Tally the lines below that contain "mrad". The number is the whole answer.

— START DATA PROVIDED —

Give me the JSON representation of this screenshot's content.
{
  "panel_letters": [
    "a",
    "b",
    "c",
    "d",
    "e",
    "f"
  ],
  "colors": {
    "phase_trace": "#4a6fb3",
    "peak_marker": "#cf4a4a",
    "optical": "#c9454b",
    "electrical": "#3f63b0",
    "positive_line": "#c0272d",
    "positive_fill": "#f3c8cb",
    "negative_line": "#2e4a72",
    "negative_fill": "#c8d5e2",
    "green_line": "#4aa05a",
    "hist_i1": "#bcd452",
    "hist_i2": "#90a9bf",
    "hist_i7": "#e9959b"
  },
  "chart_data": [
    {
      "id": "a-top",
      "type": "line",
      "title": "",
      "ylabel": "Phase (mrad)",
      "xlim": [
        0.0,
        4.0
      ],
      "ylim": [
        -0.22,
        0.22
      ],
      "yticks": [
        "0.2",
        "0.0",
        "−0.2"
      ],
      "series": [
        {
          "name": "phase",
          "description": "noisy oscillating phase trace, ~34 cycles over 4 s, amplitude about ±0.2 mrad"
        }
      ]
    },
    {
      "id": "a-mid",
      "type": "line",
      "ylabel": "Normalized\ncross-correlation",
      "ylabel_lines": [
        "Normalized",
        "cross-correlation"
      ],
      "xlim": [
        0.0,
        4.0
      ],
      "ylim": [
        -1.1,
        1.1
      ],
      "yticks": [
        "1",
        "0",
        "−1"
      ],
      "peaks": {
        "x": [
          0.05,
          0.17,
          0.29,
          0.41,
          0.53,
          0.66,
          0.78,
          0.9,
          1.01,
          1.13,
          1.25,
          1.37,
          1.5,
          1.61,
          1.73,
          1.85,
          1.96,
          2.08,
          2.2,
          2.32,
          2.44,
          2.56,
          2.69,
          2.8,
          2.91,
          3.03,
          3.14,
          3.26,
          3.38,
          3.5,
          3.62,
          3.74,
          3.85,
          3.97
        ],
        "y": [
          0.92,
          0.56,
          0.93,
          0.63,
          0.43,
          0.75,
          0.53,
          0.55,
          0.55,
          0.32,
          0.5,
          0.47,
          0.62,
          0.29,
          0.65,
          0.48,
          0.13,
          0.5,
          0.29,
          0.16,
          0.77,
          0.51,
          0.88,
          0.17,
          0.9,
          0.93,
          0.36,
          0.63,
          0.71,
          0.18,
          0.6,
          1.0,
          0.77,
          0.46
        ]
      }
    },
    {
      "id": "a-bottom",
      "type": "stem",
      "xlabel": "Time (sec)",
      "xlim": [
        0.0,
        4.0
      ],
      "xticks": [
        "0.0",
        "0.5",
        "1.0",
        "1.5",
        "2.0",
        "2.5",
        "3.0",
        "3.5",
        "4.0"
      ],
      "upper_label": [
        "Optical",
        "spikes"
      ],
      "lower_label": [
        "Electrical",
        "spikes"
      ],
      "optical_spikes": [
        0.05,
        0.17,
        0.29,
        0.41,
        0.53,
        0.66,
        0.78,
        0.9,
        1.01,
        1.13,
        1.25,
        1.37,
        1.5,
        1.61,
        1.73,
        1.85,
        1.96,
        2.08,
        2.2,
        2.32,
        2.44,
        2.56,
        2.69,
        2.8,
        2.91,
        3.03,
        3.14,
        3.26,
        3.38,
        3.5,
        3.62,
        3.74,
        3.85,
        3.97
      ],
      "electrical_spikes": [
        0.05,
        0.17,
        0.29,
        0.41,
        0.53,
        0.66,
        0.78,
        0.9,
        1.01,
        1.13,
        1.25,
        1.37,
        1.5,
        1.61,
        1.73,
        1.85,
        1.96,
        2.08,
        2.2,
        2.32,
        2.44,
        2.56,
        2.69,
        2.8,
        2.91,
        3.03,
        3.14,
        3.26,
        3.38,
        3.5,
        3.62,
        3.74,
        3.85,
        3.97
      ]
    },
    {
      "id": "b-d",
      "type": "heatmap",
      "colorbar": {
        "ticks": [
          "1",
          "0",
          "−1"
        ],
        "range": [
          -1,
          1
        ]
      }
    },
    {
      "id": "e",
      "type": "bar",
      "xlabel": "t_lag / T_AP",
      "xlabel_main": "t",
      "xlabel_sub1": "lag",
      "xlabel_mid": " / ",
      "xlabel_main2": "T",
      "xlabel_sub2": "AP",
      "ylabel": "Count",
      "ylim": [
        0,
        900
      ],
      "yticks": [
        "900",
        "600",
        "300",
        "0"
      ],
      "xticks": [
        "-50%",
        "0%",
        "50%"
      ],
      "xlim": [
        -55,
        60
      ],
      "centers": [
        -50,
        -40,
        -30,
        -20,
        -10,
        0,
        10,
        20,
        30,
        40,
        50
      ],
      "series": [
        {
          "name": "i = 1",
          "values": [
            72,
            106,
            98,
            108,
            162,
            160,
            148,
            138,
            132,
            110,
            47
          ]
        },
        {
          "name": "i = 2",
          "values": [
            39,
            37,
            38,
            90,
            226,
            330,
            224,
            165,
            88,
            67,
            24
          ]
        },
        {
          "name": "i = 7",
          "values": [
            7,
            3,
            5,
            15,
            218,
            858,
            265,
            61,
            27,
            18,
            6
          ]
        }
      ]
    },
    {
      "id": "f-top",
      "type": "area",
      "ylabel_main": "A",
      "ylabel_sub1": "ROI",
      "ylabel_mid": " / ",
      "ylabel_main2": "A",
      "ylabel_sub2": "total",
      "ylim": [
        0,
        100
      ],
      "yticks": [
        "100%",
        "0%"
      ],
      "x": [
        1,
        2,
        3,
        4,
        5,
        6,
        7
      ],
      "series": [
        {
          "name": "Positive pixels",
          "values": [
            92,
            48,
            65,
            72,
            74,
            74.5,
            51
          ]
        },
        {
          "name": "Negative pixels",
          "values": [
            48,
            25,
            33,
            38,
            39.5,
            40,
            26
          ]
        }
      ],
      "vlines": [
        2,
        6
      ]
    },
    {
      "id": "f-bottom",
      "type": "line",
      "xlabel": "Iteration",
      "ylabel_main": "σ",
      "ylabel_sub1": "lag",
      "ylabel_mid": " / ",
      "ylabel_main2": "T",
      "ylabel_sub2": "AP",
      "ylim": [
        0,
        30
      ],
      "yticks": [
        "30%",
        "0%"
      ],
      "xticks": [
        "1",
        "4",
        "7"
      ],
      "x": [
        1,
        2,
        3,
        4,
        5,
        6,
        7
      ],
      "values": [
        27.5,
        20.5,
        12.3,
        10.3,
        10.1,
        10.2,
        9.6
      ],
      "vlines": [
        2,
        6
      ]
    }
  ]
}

— END DATA PROVIDED —

:: COMPLETE OUTPUT ::
2